▶ _WRITTEN EXERCISE_
Images embedded in the records are excluded; print everything else exactly as given.

▶ _DATA FOR PROCESSING_
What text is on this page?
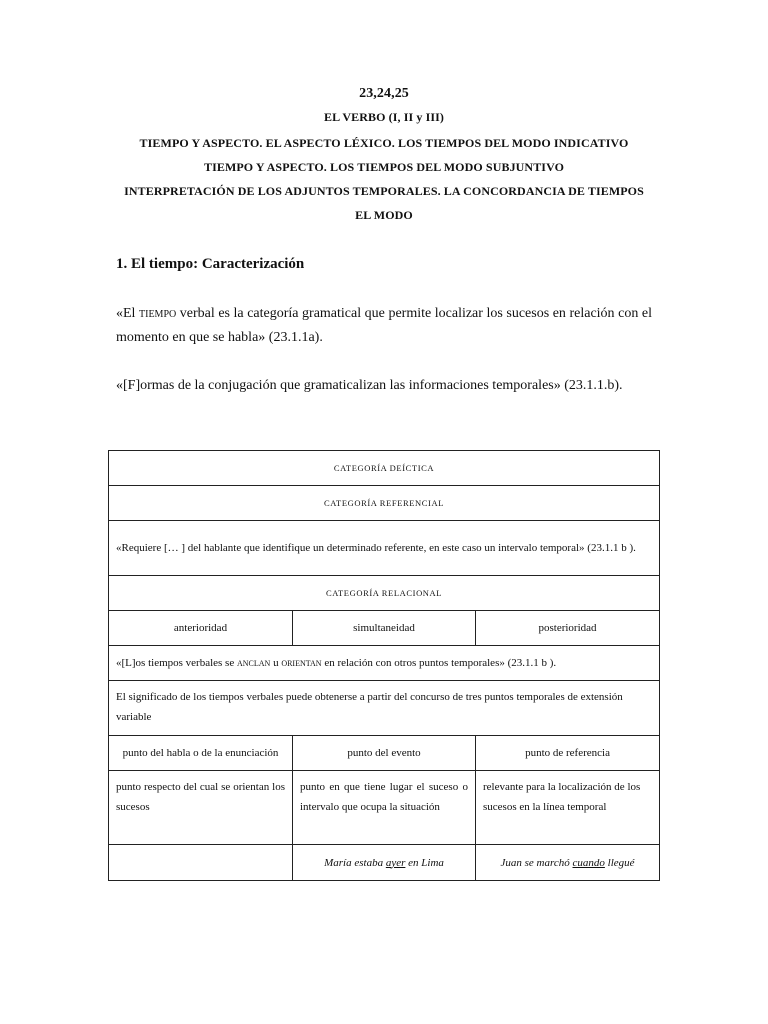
23,24,25
EL VERBO (I, II y III)
TIEMPO Y ASPECTO. EL ASPECTO LÉXICO. LOS TIEMPOS DEL MODO INDICATIVO
TIEMPO Y ASPECTO. LOS TIEMPOS DEL MODO SUBJUNTIVO
INTERPRETACIÓN DE LOS ADJUNTOS TEMPORALES. LA CONCORDANCIA DE TIEMPOS
EL MODO
1. El tiempo: Caracterización

«El tiempo verbal es la categoría gramatical que permite localizar los sucesos en relación con el momento en que se habla» (23.1.1a).

«[F]ormas de la conjugación que gramaticalizan las informaciones temporales» (23.1.1.b).

CATEGORÍA DEÍCTICA		
CATEGORÍA REFERENCIAL		
«Requiere [… ] del hablante que identifique un determinado referente, en este caso un intervalo temporal» (23.1.1 b ).		
CATEGORÍA RELACIONAL		
anterioridad	simultaneidad	posterioridad
«[L]os tiempos verbales se anclan u orientan en relación con otros puntos temporales» (23.1.1 b ).		
El significado de los tiempos verbales puede obtenerse a partir del concurso de tres puntos temporales de extensión variable		
punto del habla o de la enunciación	punto del evento	punto de referencia
punto respecto del cual se orientan los sucesos	punto en que tiene lugar el suceso o intervalo que ocupa la situación	relevante para la localización de los sucesos en la línea temporal
	María estaba ayer en Lima	Juan se marchó cuando llegué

▶ _ANSWER TO THE PROBLEM_
What text is on this page?
23,24,25
EL VERBO (I, II y III)
TIEMPO Y ASPECTO. EL ASPECTO LÉXICO. LOS TIEMPOS DEL MODO INDICATIVO
TIEMPO Y ASPECTO. LOS TIEMPOS DEL MODO SUBJUNTIVO
INTERPRETACIÓN DE LOS ADJUNTOS TEMPORALES. LA CONCORDANCIA DE TIEMPOS
EL MODO
1. El tiempo: Caracterización

«El tiempo verbal es la categoría gramatical que permite localizar los sucesos en relación con el momento en que se habla» (23.1.1a).

«[F]ormas de la conjugación que gramaticalizan las informaciones temporales» (23.1.1.b).

CATEGORÍA DEÍCTICA		
CATEGORÍA REFERENCIAL		
«Requiere [… ] del hablante que identifique un determinado referente, en este caso un intervalo temporal» (23.1.1 b ).		
CATEGORÍA RELACIONAL		
anterioridad	simultaneidad	posterioridad
«[L]os tiempos verbales se anclan u orientan en relación con otros puntos temporales» (23.1.1 b ).		
El significado de los tiempos verbales puede obtenerse a partir del concurso de tres puntos temporales de extensión variable		
punto del habla o de la enunciación	punto del evento	punto de referencia
punto respecto del cual se orientan los sucesos	punto en que tiene lugar el suceso o intervalo que ocupa la situación	relevante para la localización de los sucesos en la línea temporal
	María estaba ayer en Lima	Juan se marchó cuando llegué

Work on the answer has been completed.